In a post about lathe milling attachments, a comment was made about using dial indicators to make accurate cuts on the lathe. I for one could stand to learn how to be more accurate on the lathe (no DRO on the lathe).
What is your technique for using dial indicators on the lathe to make accurate cuts. Pictures please!

Chuck


----------



## Shawn (Dec 19, 2012)

I have a set of dial indicators setup on my lathe, the one for the cross slide gets used every time I use the lathe.


----------



## Teus (Dec 19, 2012)

Shawn said:


> I have a set of dial indicators setup on my lathe, the one for the cross slide



Great tip Shawn very useful. Thm: 

I gonna make a same setup, Thanks.


----------



## lohring (Dec 19, 2012)

I used a carriage travel dial indicator for years.  A fancier version that doesn't cost much more uses digital scales.

Lohring Miller


----------



## chucketn (Dec 19, 2012)

Now _THAT"S_ what I'm talkin' 'bout! 2 hours since the origional post and look what we got!

Lohring, can you give more details, like brand, source, readout, cost?

Chuck


----------



## Propforward (Dec 19, 2012)

Shawn said:
			
		

> I have a set of dial indicators setup on my lathe, the one for the cross slide gets used every time I use the lathe.


 

Holy moly! What a great and simple idea - I will be rigging something like this up for sure. I can see some dimensional improvements coming quite quickly with this technique. Big thumbs up! Thm:


----------



## lensman57 (Dec 19, 2012)

Hi,

I use long travel dial indicators on my lathe, I find the lathe dials quite accurate but compensating for the back lash is a problem at times, so the indicators come in handy so long as they are set perpendicular to the ways or cross slide and the measuring surface is flat. The cheap Chinese made digital ones are quite good as you can zero them on the move and they measure the distance accurately. When not in use you can just remove them, this is an advatage over the fixed ones IMHO.

• _Your instructions_:
Please list every username shown in a post header of the thread on dial indicators for lathes.

[Layout coordinate data]
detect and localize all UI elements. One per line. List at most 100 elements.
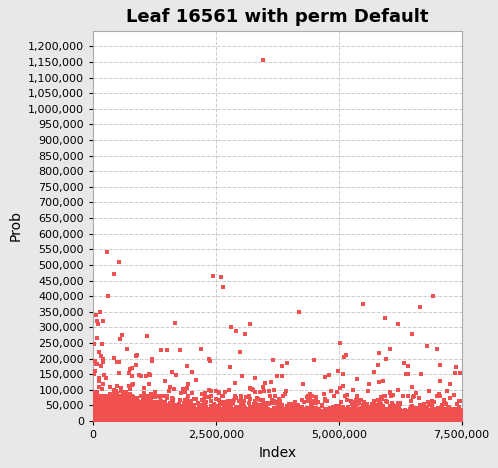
Point <box>448 414 456 422</box>
Point <box>106 413 114 421</box>
Point <box>137 413 145 421</box>
Point <box>101 416 109 424</box>
Point <box>99 416 107 423</box>
Point <box>124 411 132 418</box>
Point <box>170 414 178 422</box>
Point <box>129 417 137 424</box>
Point <box>173 417 181 424</box>
Point <box>108 415 116 422</box>
Point <box>395 411 403 418</box>
Point <box>104 415 112 423</box>
Point <box>103 416 111 423</box>
Point <box>196 417 204 424</box>
Point <box>198 413 206 420</box>
Point <box>106 413 114 421</box>
Point <box>180 414 188 422</box>
Point <box>97 417 105 424</box>
Point <box>105 416 113 424</box>
Point <box>382 416 390 424</box>
Point <box>108 412 116 420</box>
Point <box>102 417 110 424</box>
Point <box>332 413 340 421</box>
Point <box>121 410 129 418</box>
Point <box>96 415 104 422</box>
Point <box>110 411 118 418</box>
Point <box>127 413 135 421</box>
Point <box>96 414 104 422</box>
Point <box>184 417 192 424</box>
Point <box>203 417 211 424</box>
Point <box>104 413 112 421</box>
Point <box>387 417 395 424</box>
Point <box>303 410 311 418</box>
Point <box>136 413 144 421</box>
Point <box>93 415 101 422</box>
Point <box>409 394 417 401</box>
Point <box>142 405 150 413</box>
Point <box>92 412 100 419</box>
Point <box>379 409 387 417</box>
Point <box>94 416 102 423</box>
Point <box>203 417 211 424</box>
Point <box>162 415 170 423</box>
Point <box>180 416 188 423</box>
Point <box>365 404 373 411</box>
Point <box>321 395 329 403</box>
Point <box>357 415 365 423</box>
Point <box>90 410 98 417</box>
Point <box>123 415 131 423</box>
Point <box>109 416 117 424</box>
Point <box>308 416 316 424</box>
Point <box>234 417 242 424</box>
Point <box>142 416 150 423</box>
Point <box>370 416 378 424</box>
Point <box>92 417 100 424</box>
Point <box>98 414 106 421</box>
Point <box>100 412 108 420</box>
Point <box>139 408 147 416</box>
Point <box>233 415 241 423</box>
Point <box>174 412 182 419</box>
Point <box>115 417 123 424</box>
Point <box>342 410 350 417</box>
Point <box>131 405 139 412</box>
Point <box>112 414 120 422</box>
Point <box>164 416 172 423</box>
Point <box>452 417 460 424</box>
Point <box>95 417 103 424</box>
Point <box>104 417 112 425</box>
Point <box>149 417 157 424</box>
Point <box>118 417 126 424</box>
Point <box>107 411 115 418</box>
Point <box>367 410 374 418</box>
Point <box>92 414 100 421</box>
Point <box>90 409 98 416</box>
Point <box>316 415 324 422</box>
Point <box>96 413 104 421</box>
Point <box>109 398 117 406</box>
Point <box>96 407 104 414</box>
Point <box>90 414 98 421</box>
Point <box>415 412 423 419</box>
Point <box>114 415 122 423</box>
Point <box>89 414 97 422</box>
Point <box>139 417 147 424</box>
Point <box>174 416 182 424</box>
Point <box>127 416 135 424</box>
Point <box>391 416 399 424</box>
Point <box>124 414 132 422</box>
Point <box>93 406 101 414</box>
Point <box>95 411 103 418</box>
Point <box>143 412 151 419</box>
Point <box>98 415 106 423</box>
Point <box>422 416 430 424</box>
Point <box>119 414 127 421</box>
Point <box>347 409 355 416</box>
Point <box>95 409 103 417</box>
Point <box>106 415 114 423</box>
Point <box>115 415 123 423</box>
Point <box>265 414 273 422</box>
Point <box>216 406 224 414</box>
Point <box>110 417 118 424</box>
Point <box>373 406 381 414</box>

• _Solution for this task_:
Shawn, Teus, lohring, chucketn, Propforward, lensman57